*** AVAILABLE DATA ***

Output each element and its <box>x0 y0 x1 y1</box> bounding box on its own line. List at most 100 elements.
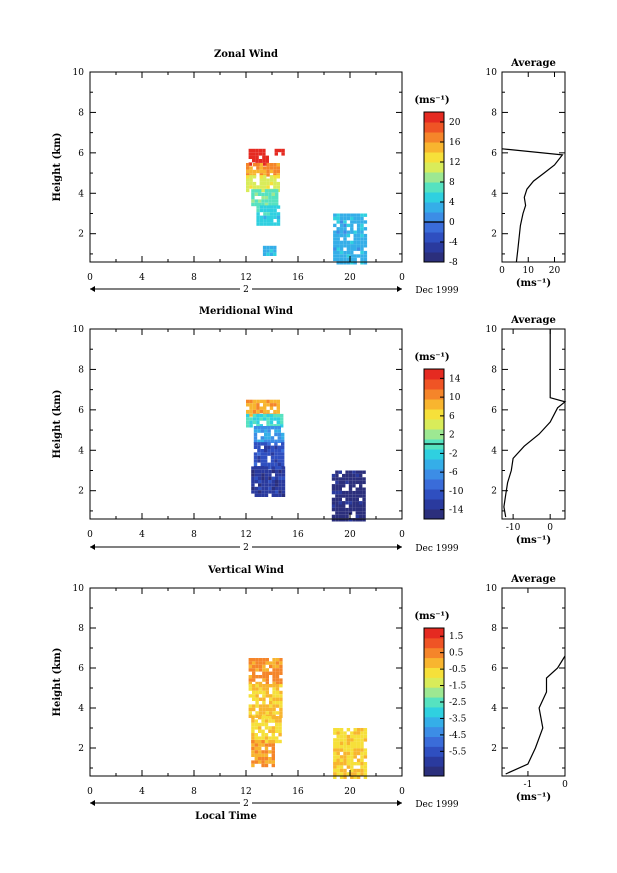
data-cell <box>275 719 279 723</box>
data-cell <box>362 501 366 505</box>
data-cell <box>246 166 250 170</box>
data-cell <box>343 220 347 224</box>
y-tick-label: 8 <box>78 365 84 375</box>
data-cell <box>264 736 269 740</box>
data-cell <box>338 470 342 474</box>
data-cell <box>248 687 252 691</box>
data-cell <box>259 409 263 414</box>
data-cell <box>276 173 280 177</box>
data-cell <box>338 518 342 522</box>
data-cell <box>345 477 349 481</box>
colorbar-tick-label: 0.5 <box>449 649 464 659</box>
data-cell <box>281 432 285 437</box>
data-cell <box>346 755 351 759</box>
data-cell <box>271 480 275 484</box>
data-cell <box>279 690 283 695</box>
data-cell <box>276 181 280 186</box>
data-cell <box>264 199 269 203</box>
data-cell <box>336 734 340 739</box>
data-cell <box>248 681 252 686</box>
data-cell <box>262 711 266 715</box>
data-cell <box>257 459 261 463</box>
data-cell <box>275 675 280 679</box>
colorbar-band <box>424 399 444 410</box>
y-axis-label: Height (km) <box>52 648 63 717</box>
data-cell <box>266 424 270 428</box>
data-cell <box>269 661 273 665</box>
colorbar-band <box>424 657 444 668</box>
data-cell <box>269 245 274 250</box>
date-label: Dec 1999 <box>415 544 459 554</box>
data-cell <box>246 420 250 425</box>
data-cell <box>342 514 346 519</box>
data-cell <box>258 690 263 695</box>
data-cell <box>264 469 269 474</box>
data-cell <box>273 245 277 250</box>
x-axis-label: Local Time <box>195 811 257 822</box>
data-cell <box>256 185 260 189</box>
data-cell <box>275 483 279 487</box>
data-cell <box>264 483 269 487</box>
data-cell <box>275 189 279 193</box>
data-cell <box>269 420 274 425</box>
day-label-bg <box>240 541 252 551</box>
data-cell <box>262 675 266 679</box>
data-cell <box>270 215 274 219</box>
data-cell <box>271 493 275 497</box>
data-cell <box>259 178 263 182</box>
data-cell <box>276 219 281 223</box>
data-cell <box>254 746 258 751</box>
data-cell <box>363 728 368 732</box>
data-cell <box>279 697 283 701</box>
data-cell <box>353 220 357 224</box>
data-cell <box>275 473 279 477</box>
data-cell <box>355 473 359 478</box>
data-cell <box>362 470 366 474</box>
data-cell <box>353 734 357 739</box>
data-cell <box>339 247 344 251</box>
average-x-tick-label: 0 <box>547 523 553 533</box>
data-cell <box>268 469 272 474</box>
data-cell <box>272 687 276 691</box>
data-cell <box>275 199 279 203</box>
average-y-tick-label: 4 <box>491 704 497 714</box>
data-cell <box>276 222 281 226</box>
data-cell <box>271 753 275 757</box>
average-unit: (ms⁻¹) <box>516 535 551 546</box>
data-cell <box>339 250 344 255</box>
data-cell <box>346 250 351 255</box>
data-cell <box>264 760 269 764</box>
data-cell <box>265 687 269 691</box>
data-cell <box>251 490 255 494</box>
data-cell <box>261 743 265 747</box>
data-cell <box>255 661 259 665</box>
data-cell <box>246 424 250 428</box>
data-cell <box>256 163 260 167</box>
data-cell <box>352 473 356 478</box>
data-cell <box>270 455 275 460</box>
data-cell <box>335 514 339 519</box>
data-cell <box>276 166 280 170</box>
data-cell <box>267 466 271 470</box>
data-cell <box>350 745 354 749</box>
data-block <box>251 466 286 497</box>
data-cell <box>281 445 285 449</box>
data-cell <box>264 480 269 484</box>
data-cell <box>277 439 281 443</box>
data-cell <box>249 178 253 182</box>
data-cell <box>333 240 337 245</box>
data-cell <box>331 490 336 495</box>
data-cell <box>258 675 263 679</box>
data-cell <box>353 751 357 756</box>
data-block <box>274 148 285 156</box>
data-cell <box>281 493 286 497</box>
data-cell <box>350 738 354 742</box>
data-cell <box>333 247 337 251</box>
data-cell <box>353 772 357 776</box>
data-cell <box>360 233 364 238</box>
average-title: Average <box>510 574 556 585</box>
average-y-tick-label: 8 <box>491 365 497 375</box>
data-cell <box>281 459 285 463</box>
data-cell <box>266 205 270 209</box>
data-cell <box>274 426 278 430</box>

***

:: CHALLENGE ::
Return all the rows above unchanged, leaving out the pictures.

:: RESPONSE TO THE EXERCISE ::
Output each element and its <box>x0 y0 x1 y1</box> bounding box on its own line. List at most 100 elements.
data-cell <box>275 719 279 723</box>
data-cell <box>362 501 366 505</box>
data-cell <box>246 166 250 170</box>
data-cell <box>343 220 347 224</box>
y-tick-label: 8 <box>78 365 84 375</box>
data-cell <box>264 736 269 740</box>
data-cell <box>338 470 342 474</box>
data-cell <box>248 687 252 691</box>
data-cell <box>259 409 263 414</box>
data-cell <box>276 173 280 177</box>
data-cell <box>338 518 342 522</box>
data-cell <box>345 477 349 481</box>
colorbar-tick-label: 0.5 <box>449 649 464 659</box>
data-cell <box>281 432 285 437</box>
data-cell <box>346 755 351 759</box>
data-cell <box>271 480 275 484</box>
data-cell <box>279 690 283 695</box>
data-cell <box>276 181 280 186</box>
data-cell <box>264 199 269 203</box>
data-cell <box>336 734 340 739</box>
data-cell <box>248 681 252 686</box>
data-cell <box>262 711 266 715</box>
data-cell <box>257 459 261 463</box>
data-cell <box>275 675 280 679</box>
colorbar-band <box>424 399 444 410</box>
y-axis-label: Height (km) <box>52 648 63 717</box>
data-cell <box>266 424 270 428</box>
data-cell <box>269 661 273 665</box>
colorbar-band <box>424 657 444 668</box>
data-cell <box>269 245 274 250</box>
date-label: Dec 1999 <box>415 544 459 554</box>
data-cell <box>246 420 250 425</box>
data-cell <box>342 514 346 519</box>
data-cell <box>258 690 263 695</box>
data-cell <box>264 469 269 474</box>
data-cell <box>273 245 277 250</box>
x-axis-label: Local Time <box>195 811 257 822</box>
data-cell <box>256 185 260 189</box>
data-cell <box>275 483 279 487</box>
data-cell <box>264 483 269 487</box>
data-cell <box>275 189 279 193</box>
data-cell <box>269 420 274 425</box>
day-label-bg <box>240 541 252 551</box>
data-cell <box>262 675 266 679</box>
data-cell <box>270 215 274 219</box>
data-cell <box>271 493 275 497</box>
data-cell <box>259 178 263 182</box>
data-cell <box>276 219 281 223</box>
data-cell <box>254 746 258 751</box>
data-cell <box>363 728 368 732</box>
data-cell <box>279 697 283 701</box>
data-cell <box>353 220 357 224</box>
data-cell <box>275 473 279 477</box>
data-cell <box>355 473 359 478</box>
data-cell <box>362 470 366 474</box>
data-cell <box>353 734 357 739</box>
data-cell <box>339 247 344 251</box>
average-x-tick-label: 0 <box>547 523 553 533</box>
data-cell <box>268 469 272 474</box>
data-cell <box>272 687 276 691</box>
data-cell <box>275 199 279 203</box>
average-y-tick-label: 4 <box>491 704 497 714</box>
data-cell <box>276 222 281 226</box>
data-cell <box>271 753 275 757</box>
average-unit: (ms⁻¹) <box>516 535 551 546</box>
data-cell <box>339 250 344 255</box>
data-cell <box>346 250 351 255</box>
data-cell <box>264 760 269 764</box>
data-cell <box>265 687 269 691</box>
data-cell <box>251 490 255 494</box>
data-cell <box>261 743 265 747</box>
data-cell <box>255 661 259 665</box>
data-cell <box>246 424 250 428</box>
data-cell <box>256 163 260 167</box>
data-cell <box>352 473 356 478</box>
data-cell <box>270 455 275 460</box>
data-cell <box>335 514 339 519</box>
data-cell <box>276 166 280 170</box>
data-cell <box>267 466 271 470</box>
data-cell <box>350 745 354 749</box>
data-block <box>251 466 286 497</box>
data-cell <box>281 445 285 449</box>
data-cell <box>264 480 269 484</box>
data-cell <box>277 439 281 443</box>
data-cell <box>249 178 253 182</box>
data-cell <box>333 240 337 245</box>
data-cell <box>331 490 336 495</box>
data-cell <box>258 675 263 679</box>
data-cell <box>353 751 357 756</box>
data-block <box>274 148 285 156</box>
data-cell <box>281 493 286 497</box>
data-cell <box>350 738 354 742</box>
data-cell <box>333 247 337 251</box>
data-cell <box>353 772 357 776</box>
data-cell <box>360 233 364 238</box>
average-title: Average <box>510 574 556 585</box>
average-y-tick-label: 8 <box>491 365 497 375</box>
data-cell <box>281 459 285 463</box>
data-cell <box>266 205 270 209</box>
data-cell <box>274 426 278 430</box>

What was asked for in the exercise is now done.